### Given instruction:
Gather all lines with "name" from the records.

-- BEGIN Source material --

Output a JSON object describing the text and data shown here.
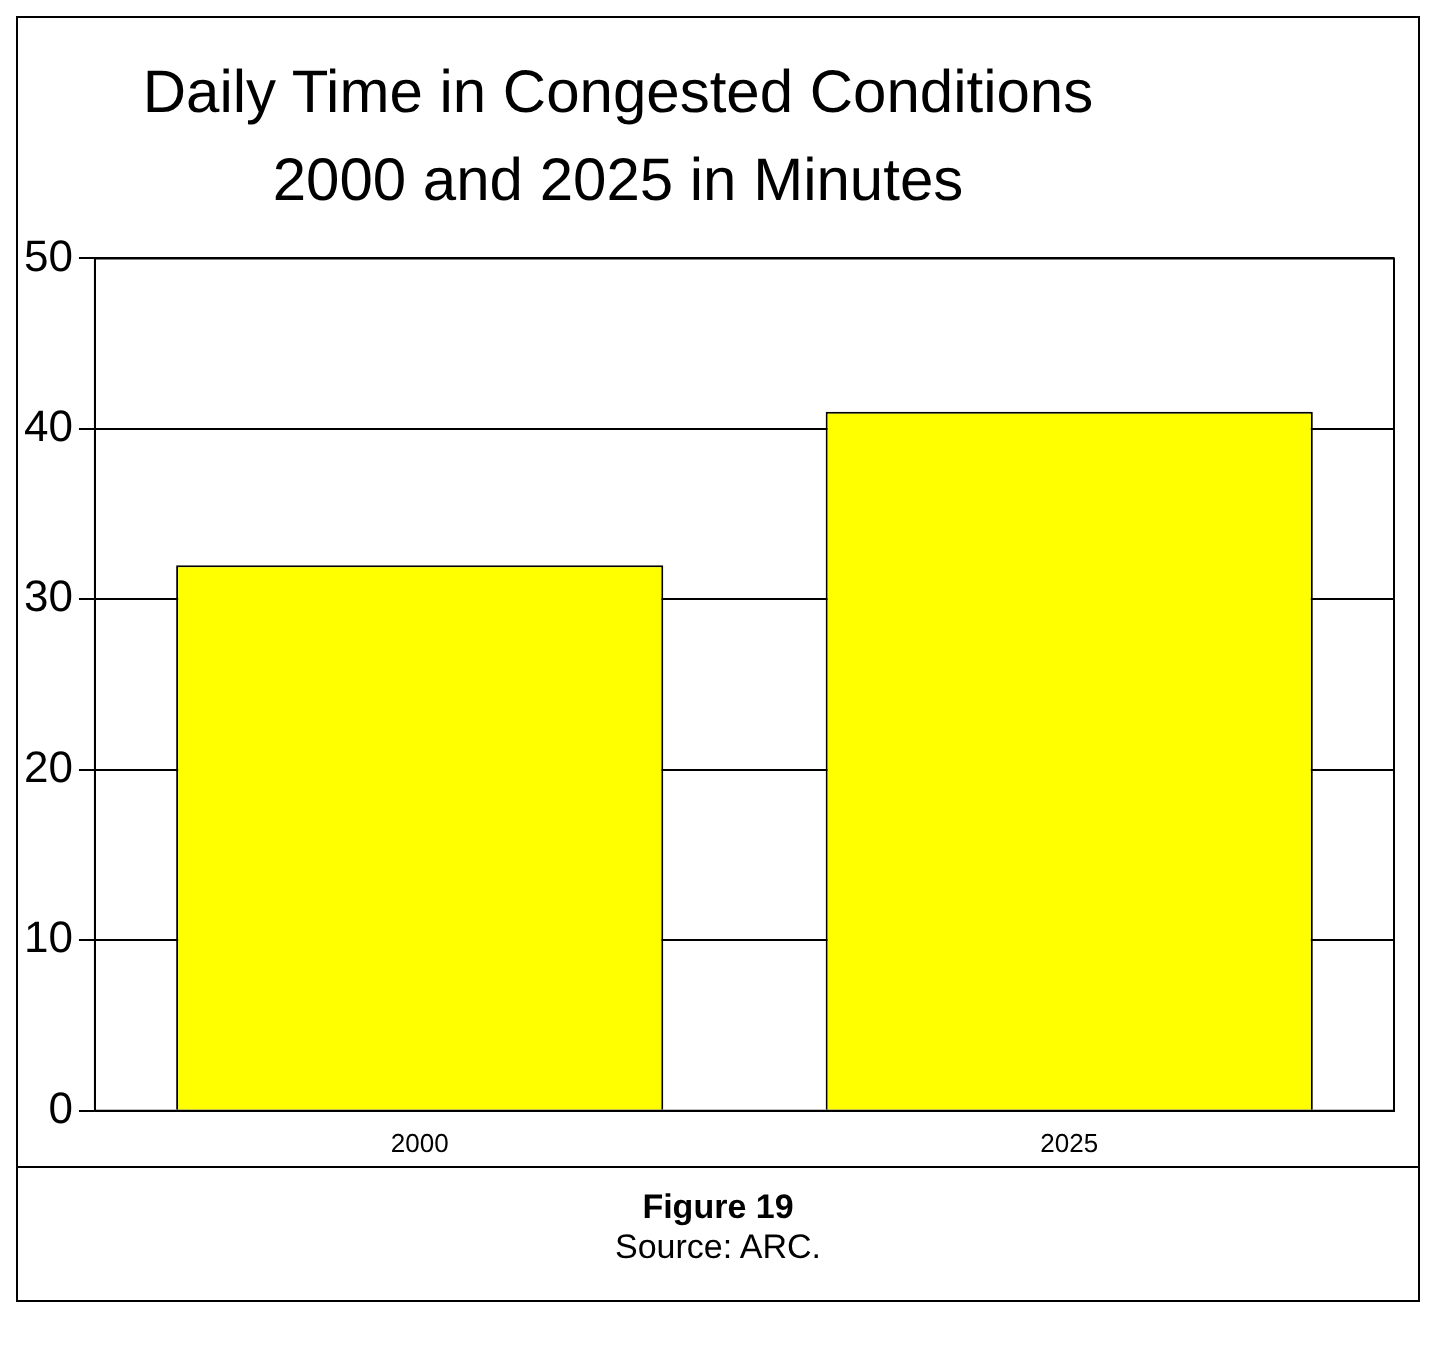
{
  "chart_data": {
    "type": "bar",
    "title": "Daily Time in Congested Conditions 2000 and 2025 in Minutes",
    "categories": [
      "2000",
      "2025"
    ],
    "values": [
      32,
      41
    ],
    "color": "#ffff00",
    "ylim": [
      0,
      50
    ],
    "yticks": [
      0,
      10,
      20,
      30,
      40,
      50
    ],
    "grid": "y",
    "annotations": [
      "Figure 19",
      "Source: ARC."
    ]
  }
}
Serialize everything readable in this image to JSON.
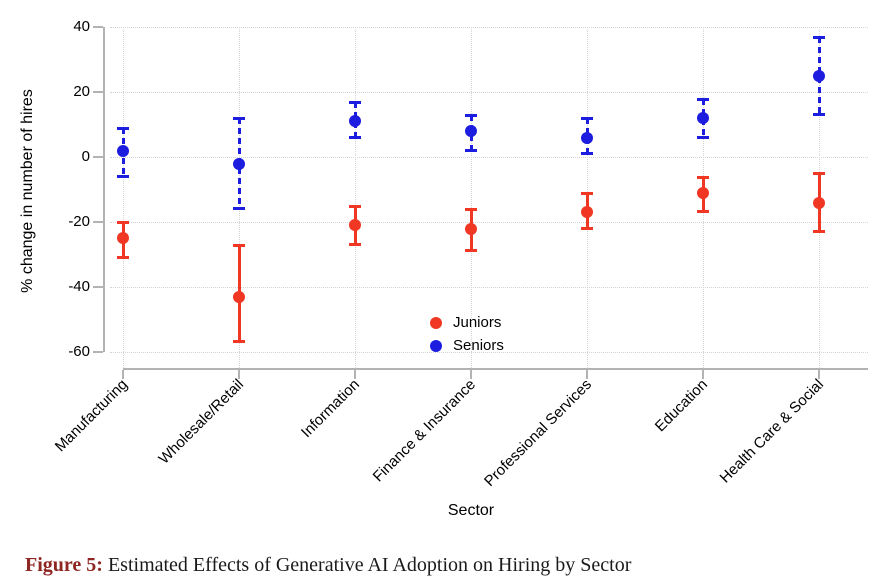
{
  "chart_data": {
    "type": "scatter",
    "title": "",
    "xlabel": "Sector",
    "ylabel": "% change in number of hires",
    "ylim": [
      -60,
      40
    ],
    "yticks": [
      40,
      20,
      0,
      -20,
      -40,
      -60
    ],
    "grid": "dotted, horizontal and vertical",
    "legend_position": "inside bottom-center",
    "categories": [
      "Manufacturing",
      "Wholesale/Retail",
      "Information",
      "Finance & Insurance",
      "Professional Services",
      "Education",
      "Health Care & Social"
    ],
    "series": [
      {
        "name": "Juniors",
        "color": "#f03723",
        "line_style": "solid",
        "values": [
          -25,
          -43,
          -21,
          -22,
          -17,
          -11,
          -14
        ],
        "ci_low": [
          -31,
          -57,
          -27,
          -29,
          -22,
          -17,
          -23
        ],
        "ci_high": [
          -20,
          -27,
          -15,
          -16,
          -11,
          -6,
          -5
        ]
      },
      {
        "name": "Seniors",
        "color": "#1d1de0",
        "line_style": "dashed",
        "values": [
          2,
          -2,
          11,
          8,
          6,
          12,
          25
        ],
        "ci_low": [
          -6,
          -16,
          6,
          2,
          1,
          6,
          13
        ],
        "ci_high": [
          9,
          12,
          17,
          13,
          12,
          18,
          37
        ]
      }
    ]
  },
  "caption": {
    "label": "Figure 5:",
    "text": " Estimated Effects of Generative AI Adoption on Hiring by Sector",
    "label_color": "#8e2622"
  }
}
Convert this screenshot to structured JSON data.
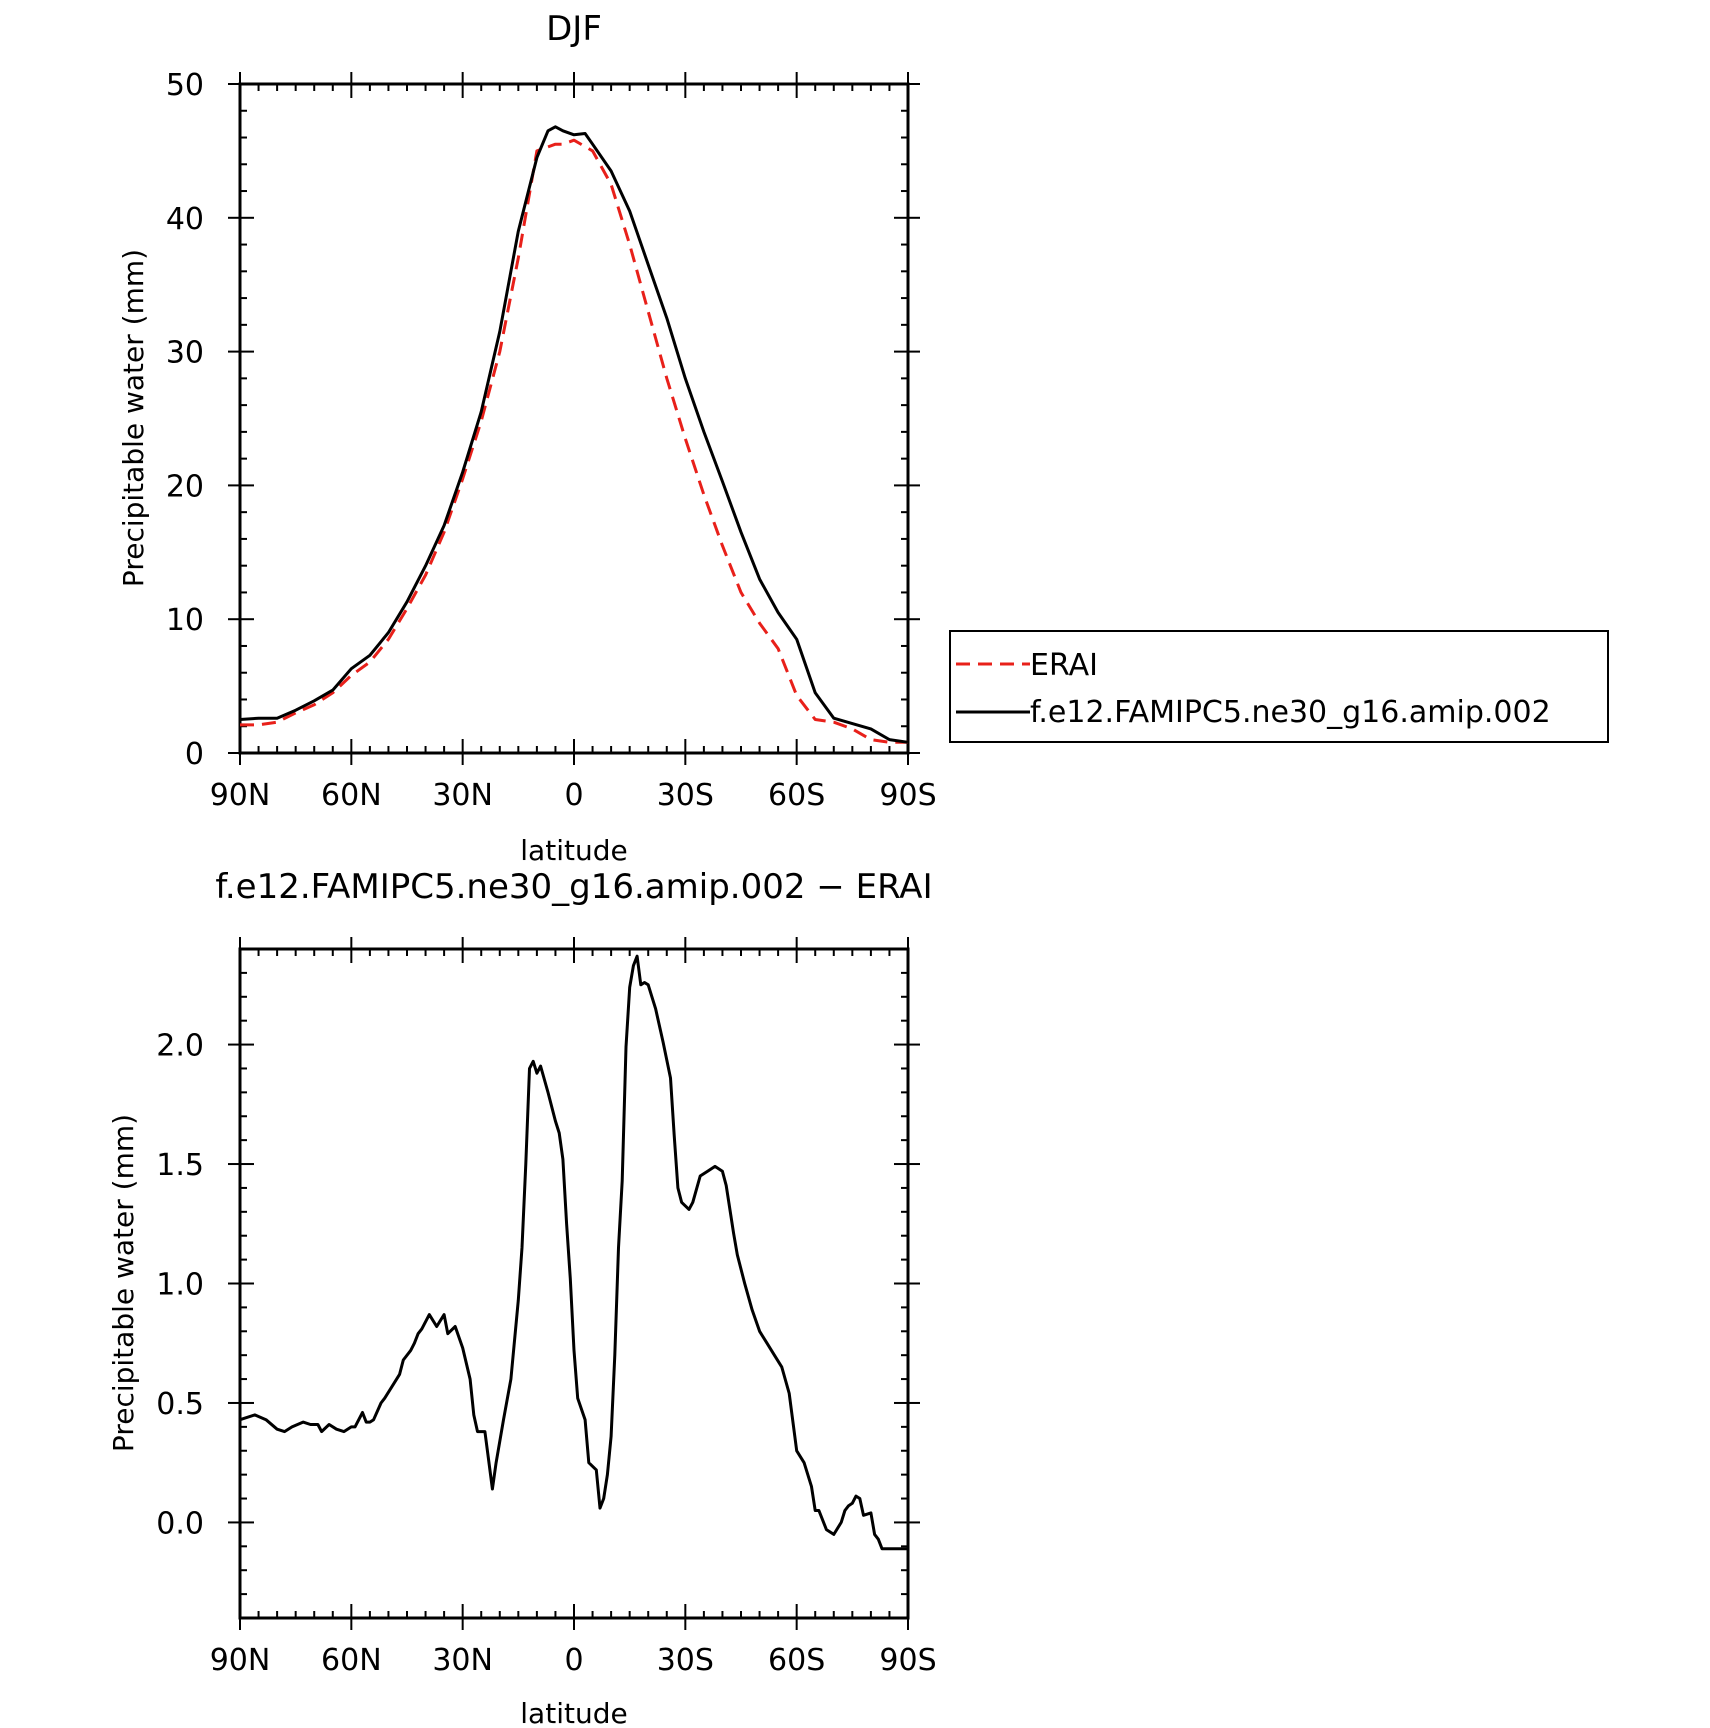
{
  "chart_data": [
    {
      "type": "line",
      "title": "DJF",
      "xlabel": "latitude",
      "ylabel": "Precipitable water (mm)",
      "xlim": [
        90,
        -90
      ],
      "ylim": [
        0,
        50
      ],
      "x_ticks": [
        {
          "value": 90,
          "label": "90N"
        },
        {
          "value": 60,
          "label": "60N"
        },
        {
          "value": 30,
          "label": "30N"
        },
        {
          "value": 0,
          "label": "0"
        },
        {
          "value": -30,
          "label": "30S"
        },
        {
          "value": -60,
          "label": "60S"
        },
        {
          "value": -90,
          "label": "90S"
        }
      ],
      "y_ticks": [
        {
          "value": 0,
          "label": "0"
        },
        {
          "value": 10,
          "label": "10"
        },
        {
          "value": 20,
          "label": "20"
        },
        {
          "value": 30,
          "label": "30"
        },
        {
          "value": 40,
          "label": "40"
        },
        {
          "value": 50,
          "label": "50"
        }
      ],
      "grid": false,
      "legend_position": "right",
      "series": [
        {
          "name": "ERAI",
          "color": "#e8201a",
          "dash": "dashed",
          "x": [
            90,
            85,
            80,
            75,
            70,
            65,
            60,
            55,
            50,
            45,
            40,
            35,
            30,
            25,
            20,
            15,
            10,
            5,
            3,
            0,
            -5,
            -10,
            -15,
            -20,
            -25,
            -30,
            -35,
            -40,
            -45,
            -50,
            -55,
            -60,
            -65,
            -70,
            -75,
            -80,
            -85,
            -90
          ],
          "y": [
            2.1,
            2.1,
            2.3,
            3.0,
            3.6,
            4.5,
            5.8,
            6.8,
            8.5,
            10.8,
            13.3,
            16.5,
            20.5,
            24.8,
            30.0,
            37.0,
            45.0,
            45.5,
            45.5,
            45.8,
            45.0,
            42.5,
            38.0,
            33.0,
            28.0,
            23.5,
            19.3,
            15.5,
            12.0,
            9.7,
            7.8,
            4.3,
            2.5,
            2.3,
            1.8,
            1.0,
            0.8,
            0.8
          ]
        },
        {
          "name": "f.e12.FAMIPC5.ne30_g16.amip.002",
          "color": "#000000",
          "dash": "solid",
          "x": [
            90,
            85,
            80,
            75,
            70,
            65,
            60,
            55,
            50,
            45,
            40,
            35,
            30,
            25,
            20,
            15,
            10,
            7,
            5,
            3,
            0,
            -3,
            -5,
            -10,
            -15,
            -20,
            -25,
            -30,
            -35,
            -40,
            -45,
            -50,
            -55,
            -60,
            -65,
            -70,
            -75,
            -80,
            -85,
            -90
          ],
          "y": [
            2.5,
            2.6,
            2.6,
            3.2,
            3.9,
            4.7,
            6.3,
            7.3,
            9.0,
            11.3,
            14.0,
            17.0,
            21.0,
            25.5,
            31.5,
            39.0,
            44.5,
            46.5,
            46.8,
            46.5,
            46.2,
            46.3,
            45.5,
            43.5,
            40.5,
            36.5,
            32.5,
            28.0,
            24.0,
            20.3,
            16.5,
            13.0,
            10.5,
            8.5,
            4.5,
            2.6,
            2.2,
            1.8,
            1.0,
            0.8
          ]
        }
      ]
    },
    {
      "type": "line",
      "title": "f.e12.FAMIPC5.ne30_g16.amip.002 − ERAI",
      "xlabel": "latitude",
      "ylabel": "Precipitable water (mm)",
      "xlim": [
        90,
        -90
      ],
      "ylim": [
        -0.4,
        2.4
      ],
      "x_ticks": [
        {
          "value": 90,
          "label": "90N"
        },
        {
          "value": 60,
          "label": "60N"
        },
        {
          "value": 30,
          "label": "30N"
        },
        {
          "value": 0,
          "label": "0"
        },
        {
          "value": -30,
          "label": "30S"
        },
        {
          "value": -60,
          "label": "60S"
        },
        {
          "value": -90,
          "label": "90S"
        }
      ],
      "y_ticks": [
        {
          "value": 0.0,
          "label": "0.0"
        },
        {
          "value": 0.5,
          "label": "0.5"
        },
        {
          "value": 1.0,
          "label": "1.0"
        },
        {
          "value": 1.5,
          "label": "1.5"
        },
        {
          "value": 2.0,
          "label": "2.0"
        }
      ],
      "grid": false,
      "series": [
        {
          "color": "#000000",
          "dash": "solid",
          "x": [
            90,
            86,
            83,
            80,
            78,
            76,
            73,
            71,
            69,
            68,
            66,
            64,
            62,
            60,
            59,
            57,
            56,
            55,
            54,
            52,
            51,
            49,
            47,
            46,
            44,
            43,
            42,
            41,
            39,
            37,
            35,
            34,
            32,
            30,
            28,
            27,
            26,
            24,
            22,
            21,
            20,
            19,
            17,
            15,
            14,
            13,
            12,
            11,
            10,
            9,
            7,
            5,
            4,
            3,
            2,
            1,
            0,
            -1,
            -3,
            -4,
            -6,
            -7,
            -8,
            -9,
            -10,
            -11,
            -12,
            -13,
            -14,
            -15,
            -16,
            -17,
            -18,
            -19,
            -20,
            -21,
            -22,
            -24,
            -26,
            -27,
            -28,
            -29,
            -31,
            -32,
            -34,
            -36,
            -38,
            -40,
            -41,
            -42,
            -43,
            -44,
            -46,
            -48,
            -50,
            -52,
            -54,
            -56,
            -58,
            -60,
            -62,
            -64,
            -65,
            -66,
            -68,
            -70,
            -72,
            -73,
            -74,
            -75,
            -76,
            -77,
            -78,
            -80,
            -81,
            -82,
            -83,
            -84,
            -85,
            -86,
            -87,
            -88,
            -89,
            -90
          ],
          "y": [
            0.43,
            0.45,
            0.43,
            0.39,
            0.38,
            0.4,
            0.42,
            0.41,
            0.41,
            0.38,
            0.41,
            0.39,
            0.38,
            0.4,
            0.4,
            0.46,
            0.42,
            0.42,
            0.43,
            0.5,
            0.52,
            0.57,
            0.62,
            0.68,
            0.72,
            0.75,
            0.79,
            0.81,
            0.87,
            0.82,
            0.87,
            0.79,
            0.82,
            0.73,
            0.6,
            0.45,
            0.38,
            0.38,
            0.14,
            0.25,
            0.34,
            0.43,
            0.6,
            0.93,
            1.15,
            1.5,
            1.9,
            1.93,
            1.88,
            1.91,
            1.8,
            1.68,
            1.63,
            1.52,
            1.25,
            1.02,
            0.72,
            0.52,
            0.43,
            0.25,
            0.22,
            0.06,
            0.1,
            0.2,
            0.36,
            0.7,
            1.15,
            1.43,
            1.99,
            2.24,
            2.33,
            2.37,
            2.25,
            2.26,
            2.25,
            2.2,
            2.15,
            2.01,
            1.86,
            1.62,
            1.4,
            1.34,
            1.31,
            1.34,
            1.45,
            1.47,
            1.49,
            1.47,
            1.41,
            1.31,
            1.21,
            1.12,
            1.0,
            0.89,
            0.8,
            0.75,
            0.7,
            0.65,
            0.54,
            0.3,
            0.25,
            0.15,
            0.05,
            0.05,
            -0.03,
            -0.05,
            0.0,
            0.05,
            0.07,
            0.08,
            0.11,
            0.1,
            0.03,
            0.04,
            -0.05,
            -0.07,
            -0.11,
            -0.11,
            -0.11,
            -0.11,
            -0.11,
            -0.11,
            -0.11,
            -0.11
          ]
        }
      ]
    }
  ]
}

-- END Source material --

### Task solution:
        "name": "Juniors",
        "name": "Seniors",
          "name": "ERAI",
          "name": "f.e12.FAMIPC5.ne30_g16.amip.002",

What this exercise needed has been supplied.